Reproduce each record below exactly as written.
____ Data excerpts
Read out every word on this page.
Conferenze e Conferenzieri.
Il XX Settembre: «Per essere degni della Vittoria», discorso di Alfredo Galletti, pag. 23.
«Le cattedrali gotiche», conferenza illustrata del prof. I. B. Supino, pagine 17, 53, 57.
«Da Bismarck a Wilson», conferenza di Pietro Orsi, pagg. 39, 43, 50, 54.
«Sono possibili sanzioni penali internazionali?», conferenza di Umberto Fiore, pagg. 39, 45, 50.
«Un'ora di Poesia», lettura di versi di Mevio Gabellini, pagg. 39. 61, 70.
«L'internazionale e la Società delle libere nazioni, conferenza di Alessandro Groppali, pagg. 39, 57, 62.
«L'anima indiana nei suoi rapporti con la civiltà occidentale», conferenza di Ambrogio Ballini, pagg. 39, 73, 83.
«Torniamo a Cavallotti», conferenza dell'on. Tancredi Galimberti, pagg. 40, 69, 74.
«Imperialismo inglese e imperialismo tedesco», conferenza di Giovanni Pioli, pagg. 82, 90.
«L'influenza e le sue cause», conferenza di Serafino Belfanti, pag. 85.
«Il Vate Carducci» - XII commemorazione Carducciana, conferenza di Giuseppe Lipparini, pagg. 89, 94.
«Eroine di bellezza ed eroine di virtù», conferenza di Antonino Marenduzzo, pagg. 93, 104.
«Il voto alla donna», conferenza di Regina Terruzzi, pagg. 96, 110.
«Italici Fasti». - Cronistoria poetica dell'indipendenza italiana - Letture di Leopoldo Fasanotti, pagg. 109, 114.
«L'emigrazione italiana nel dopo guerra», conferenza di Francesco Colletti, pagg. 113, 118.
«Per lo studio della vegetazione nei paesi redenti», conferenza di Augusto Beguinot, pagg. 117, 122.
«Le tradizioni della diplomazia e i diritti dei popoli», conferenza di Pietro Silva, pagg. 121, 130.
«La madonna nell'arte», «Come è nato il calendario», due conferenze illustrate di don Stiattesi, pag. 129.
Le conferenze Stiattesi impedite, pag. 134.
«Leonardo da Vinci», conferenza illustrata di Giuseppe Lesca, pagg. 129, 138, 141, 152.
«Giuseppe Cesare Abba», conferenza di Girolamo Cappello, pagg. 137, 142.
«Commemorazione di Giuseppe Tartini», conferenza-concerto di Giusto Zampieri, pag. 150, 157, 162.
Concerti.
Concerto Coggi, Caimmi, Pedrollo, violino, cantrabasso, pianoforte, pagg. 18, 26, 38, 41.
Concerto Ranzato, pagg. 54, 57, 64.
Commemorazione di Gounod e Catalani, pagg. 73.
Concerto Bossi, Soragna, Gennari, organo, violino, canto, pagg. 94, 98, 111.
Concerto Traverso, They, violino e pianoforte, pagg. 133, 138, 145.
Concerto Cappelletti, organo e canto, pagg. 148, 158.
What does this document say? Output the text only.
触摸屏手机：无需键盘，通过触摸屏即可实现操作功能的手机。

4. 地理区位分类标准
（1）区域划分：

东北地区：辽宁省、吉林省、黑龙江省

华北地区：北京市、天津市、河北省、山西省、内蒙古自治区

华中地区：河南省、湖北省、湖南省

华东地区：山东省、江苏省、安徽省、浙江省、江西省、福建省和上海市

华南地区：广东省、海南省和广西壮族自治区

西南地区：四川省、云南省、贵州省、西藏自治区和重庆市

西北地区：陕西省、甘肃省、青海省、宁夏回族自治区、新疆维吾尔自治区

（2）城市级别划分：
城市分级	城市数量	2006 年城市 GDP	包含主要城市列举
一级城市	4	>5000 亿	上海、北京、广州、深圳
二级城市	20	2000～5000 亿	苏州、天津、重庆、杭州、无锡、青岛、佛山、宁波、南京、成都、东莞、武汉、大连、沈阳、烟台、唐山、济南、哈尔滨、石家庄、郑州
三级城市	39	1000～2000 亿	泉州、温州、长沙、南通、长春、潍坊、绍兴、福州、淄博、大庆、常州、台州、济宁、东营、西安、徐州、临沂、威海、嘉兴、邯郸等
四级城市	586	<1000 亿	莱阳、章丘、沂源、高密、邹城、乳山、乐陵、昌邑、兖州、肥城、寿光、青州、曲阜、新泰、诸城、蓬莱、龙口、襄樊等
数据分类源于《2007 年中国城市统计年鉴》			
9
________
» Reply:
Read out every word on this page.
Conferenze e Conferenzieri.
Il XX Settembre: «Per essere degni della Vittoria», discorso di Alfredo Galletti, pag. 23.
«Le cattedrali gotiche», conferenza illustrata del prof. I. B. Supino, pagine 17, 53, 57.
«Da Bismarck a Wilson», conferenza di Pietro Orsi, pagg. 39, 43, 50, 54.
«Sono possibili sanzioni penali internazionali?», conferenza di Umberto Fiore, pagg. 39, 45, 50.
«Un'ora di Poesia», lettura di versi di Mevio Gabellini, pagg. 39. 61, 70.
«L'internazionale e la Società delle libere nazioni, conferenza di Alessandro Groppali, pagg. 39, 57, 62.
«L'anima indiana nei suoi rapporti con la civiltà occidentale», conferenza di Ambrogio Ballini, pagg. 39, 73, 83.
«Torniamo a Cavallotti», conferenza dell'on. Tancredi Galimberti, pagg. 40, 69, 74.
«Imperialismo inglese e imperialismo tedesco», conferenza di Giovanni Pioli, pagg. 82, 90.
«L'influenza e le sue cause», conferenza di Serafino Belfanti, pag. 85.
«Il Vate Carducci» - XII commemorazione Carducciana, conferenza di Giuseppe Lipparini, pagg. 89, 94.
«Eroine di bellezza ed eroine di virtù», conferenza di Antonino Marenduzzo, pagg. 93, 104.
«Il voto alla donna», conferenza di Regina Terruzzi, pagg. 96, 110.
«Italici Fasti». - Cronistoria poetica dell'indipendenza italiana - Letture di Leopoldo Fasanotti, pagg. 109, 114.
«L'emigrazione italiana nel dopo guerra», conferenza di Francesco Colletti, pagg. 113, 118.
«Per lo studio della vegetazione nei paesi redenti», conferenza di Augusto Beguinot, pagg. 117, 122.
«Le tradizioni della diplomazia e i diritti dei popoli», conferenza di Pietro Silva, pagg. 121, 130.
«La madonna nell'arte», «Come è nato il calendario», due conferenze illustrate di don Stiattesi, pag. 129.
Le conferenze Stiattesi impedite, pag. 134.
«Leonardo da Vinci», conferenza illustrata di Giuseppe Lesca, pagg. 129, 138, 141, 152.
«Giuseppe Cesare Abba», conferenza di Girolamo Cappello, pagg. 137, 142.
«Commemorazione di Giuseppe Tartini», conferenza-concerto di Giusto Zampieri, pag. 150, 157, 162.
Concerti.
Concerto Coggi, Caimmi, Pedrollo, violino, cantrabasso, pianoforte, pagg. 18, 26, 38, 41.
Concerto Ranzato, pagg. 54, 57, 64.
Commemorazione di Gounod e Catalani, pagg. 73.
Concerto Bossi, Soragna, Gennari, organo, violino, canto, pagg. 94, 98, 111.
Concerto Traverso, They, violino e pianoforte, pagg. 133, 138, 145.
Concerto Cappelletti, organo e canto, pagg. 148, 158.
What does this document say? Output the text only.
触摸屏手机：无需键盘，通过触摸屏即可实现操作功能的手机。

4. 地理区位分类标准
（1）区域划分：

东北地区：辽宁省、吉林省、黑龙江省

华北地区：北京市、天津市、河北省、山西省、内蒙古自治区

华中地区：河南省、湖北省、湖南省

华东地区：山东省、江苏省、安徽省、浙江省、江西省、福建省和上海市

华南地区：广东省、海南省和广西壮族自治区

西南地区：四川省、云南省、贵州省、西藏自治区和重庆市

西北地区：陕西省、甘肃省、青海省、宁夏回族自治区、新疆维吾尔自治区

（2）城市级别划分：
城市分级	城市数量	2006 年城市 GDP	包含主要城市列举
一级城市	4	>5000 亿	上海、北京、广州、深圳
二级城市	20	2000～5000 亿	苏州、天津、重庆、杭州、无锡、青岛、佛山、宁波、南京、成都、东莞、武汉、大连、沈阳、烟台、唐山、济南、哈尔滨、石家庄、郑州
三级城市	39	1000～2000 亿	泉州、温州、长沙、南通、长春、潍坊、绍兴、福州、淄博、大庆、常州、台州、济宁、东营、西安、徐州、临沂、威海、嘉兴、邯郸等
四级城市	586	<1000 亿	莱阳、章丘、沂源、高密、邹城、乳山、乐陵、昌邑、兖州、肥城、寿光、青州、曲阜、新泰、诸城、蓬莱、龙口、襄樊等
数据分类源于《2007 年中国城市统计年鉴》			
9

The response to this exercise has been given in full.